● **Work item**: Every line of the data is to be transcribed without error.

● **Given data**:
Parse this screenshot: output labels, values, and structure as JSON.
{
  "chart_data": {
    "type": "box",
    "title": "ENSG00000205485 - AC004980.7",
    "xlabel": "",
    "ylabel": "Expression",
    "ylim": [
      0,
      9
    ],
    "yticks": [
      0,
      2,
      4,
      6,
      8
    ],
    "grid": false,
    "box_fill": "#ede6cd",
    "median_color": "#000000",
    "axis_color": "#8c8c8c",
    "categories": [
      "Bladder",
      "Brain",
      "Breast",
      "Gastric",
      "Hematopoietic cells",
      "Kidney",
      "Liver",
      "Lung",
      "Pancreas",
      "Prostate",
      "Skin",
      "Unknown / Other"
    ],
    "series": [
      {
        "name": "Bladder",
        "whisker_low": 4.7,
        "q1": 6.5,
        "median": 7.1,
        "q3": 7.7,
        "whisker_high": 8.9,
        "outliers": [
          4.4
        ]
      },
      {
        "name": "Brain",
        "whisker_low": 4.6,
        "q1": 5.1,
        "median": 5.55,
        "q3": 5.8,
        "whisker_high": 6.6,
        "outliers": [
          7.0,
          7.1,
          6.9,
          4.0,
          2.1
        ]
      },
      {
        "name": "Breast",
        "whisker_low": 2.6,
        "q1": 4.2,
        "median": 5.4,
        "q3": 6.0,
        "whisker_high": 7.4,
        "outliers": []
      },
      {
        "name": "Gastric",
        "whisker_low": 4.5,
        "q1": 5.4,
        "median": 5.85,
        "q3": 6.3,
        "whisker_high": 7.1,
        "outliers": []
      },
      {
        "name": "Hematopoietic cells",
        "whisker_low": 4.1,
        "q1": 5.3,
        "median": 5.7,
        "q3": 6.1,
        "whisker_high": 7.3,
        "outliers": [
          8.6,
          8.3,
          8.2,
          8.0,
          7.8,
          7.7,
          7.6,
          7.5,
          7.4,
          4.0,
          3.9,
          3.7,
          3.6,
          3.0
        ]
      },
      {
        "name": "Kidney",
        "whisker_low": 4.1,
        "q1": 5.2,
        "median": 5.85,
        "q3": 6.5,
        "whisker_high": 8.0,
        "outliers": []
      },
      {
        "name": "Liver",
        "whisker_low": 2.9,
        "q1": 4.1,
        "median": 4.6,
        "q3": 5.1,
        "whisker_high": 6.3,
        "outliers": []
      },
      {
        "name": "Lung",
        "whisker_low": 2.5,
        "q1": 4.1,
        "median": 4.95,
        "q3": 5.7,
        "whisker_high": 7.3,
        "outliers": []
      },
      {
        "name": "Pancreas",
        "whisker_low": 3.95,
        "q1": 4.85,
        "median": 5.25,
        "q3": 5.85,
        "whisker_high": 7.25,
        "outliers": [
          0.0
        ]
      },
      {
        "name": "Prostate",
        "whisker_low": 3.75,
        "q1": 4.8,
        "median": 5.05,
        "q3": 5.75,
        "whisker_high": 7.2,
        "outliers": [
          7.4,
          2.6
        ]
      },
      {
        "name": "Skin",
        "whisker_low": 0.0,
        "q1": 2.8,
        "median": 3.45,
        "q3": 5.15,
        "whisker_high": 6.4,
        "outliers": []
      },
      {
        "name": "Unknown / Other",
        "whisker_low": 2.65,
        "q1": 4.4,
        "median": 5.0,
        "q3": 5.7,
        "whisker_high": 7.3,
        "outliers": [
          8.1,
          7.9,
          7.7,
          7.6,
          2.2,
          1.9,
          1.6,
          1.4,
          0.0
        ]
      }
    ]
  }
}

● **Answer space**:
Parse this screenshot: output labels, values, and structure as JSON.
{
  "chart_data": {
    "type": "box",
    "title": "ENSG00000205485 - AC004980.7",
    "xlabel": "",
    "ylabel": "Expression",
    "ylim": [
      0,
      9
    ],
    "yticks": [
      0,
      2,
      4,
      6,
      8
    ],
    "grid": false,
    "box_fill": "#ede6cd",
    "median_color": "#000000",
    "axis_color": "#8c8c8c",
    "categories": [
      "Bladder",
      "Brain",
      "Breast",
      "Gastric",
      "Hematopoietic cells",
      "Kidney",
      "Liver",
      "Lung",
      "Pancreas",
      "Prostate",
      "Skin",
      "Unknown / Other"
    ],
    "series": [
      {
        "name": "Bladder",
        "whisker_low": 4.7,
        "q1": 6.5,
        "median": 7.1,
        "q3": 7.7,
        "whisker_high": 8.9,
        "outliers": [
          4.4
        ]
      },
      {
        "name": "Brain",
        "whisker_low": 4.6,
        "q1": 5.1,
        "median": 5.55,
        "q3": 5.8,
        "whisker_high": 6.6,
        "outliers": [
          7.0,
          7.1,
          6.9,
          4.0,
          2.1
        ]
      },
      {
        "name": "Breast",
        "whisker_low": 2.6,
        "q1": 4.2,
        "median": 5.4,
        "q3": 6.0,
        "whisker_high": 7.4,
        "outliers": []
      },
      {
        "name": "Gastric",
        "whisker_low": 4.5,
        "q1": 5.4,
        "median": 5.85,
        "q3": 6.3,
        "whisker_high": 7.1,
        "outliers": []
      },
      {
        "name": "Hematopoietic cells",
        "whisker_low": 4.1,
        "q1": 5.3,
        "median": 5.7,
        "q3": 6.1,
        "whisker_high": 7.3,
        "outliers": [
          8.6,
          8.3,
          8.2,
          8.0,
          7.8,
          7.7,
          7.6,
          7.5,
          7.4,
          4.0,
          3.9,
          3.7,
          3.6,
          3.0
        ]
      },
      {
        "name": "Kidney",
        "whisker_low": 4.1,
        "q1": 5.2,
        "median": 5.85,
        "q3": 6.5,
        "whisker_high": 8.0,
        "outliers": []
      },
      {
        "name": "Liver",
        "whisker_low": 2.9,
        "q1": 4.1,
        "median": 4.6,
        "q3": 5.1,
        "whisker_high": 6.3,
        "outliers": []
      },
      {
        "name": "Lung",
        "whisker_low": 2.5,
        "q1": 4.1,
        "median": 4.95,
        "q3": 5.7,
        "whisker_high": 7.3,
        "outliers": []
      },
      {
        "name": "Pancreas",
        "whisker_low": 3.95,
        "q1": 4.85,
        "median": 5.25,
        "q3": 5.85,
        "whisker_high": 7.25,
        "outliers": [
          0.0
        ]
      },
      {
        "name": "Prostate",
        "whisker_low": 3.75,
        "q1": 4.8,
        "median": 5.05,
        "q3": 5.75,
        "whisker_high": 7.2,
        "outliers": [
          7.4,
          2.6
        ]
      },
      {
        "name": "Skin",
        "whisker_low": 0.0,
        "q1": 2.8,
        "median": 3.45,
        "q3": 5.15,
        "whisker_high": 6.4,
        "outliers": []
      },
      {
        "name": "Unknown / Other",
        "whisker_low": 2.65,
        "q1": 4.4,
        "median": 5.0,
        "q3": 5.7,
        "whisker_high": 7.3,
        "outliers": [
          8.1,
          7.9,
          7.7,
          7.6,
          2.2,
          1.9,
          1.6,
          1.4,
          0.0
        ]
      }
    ]
  }
}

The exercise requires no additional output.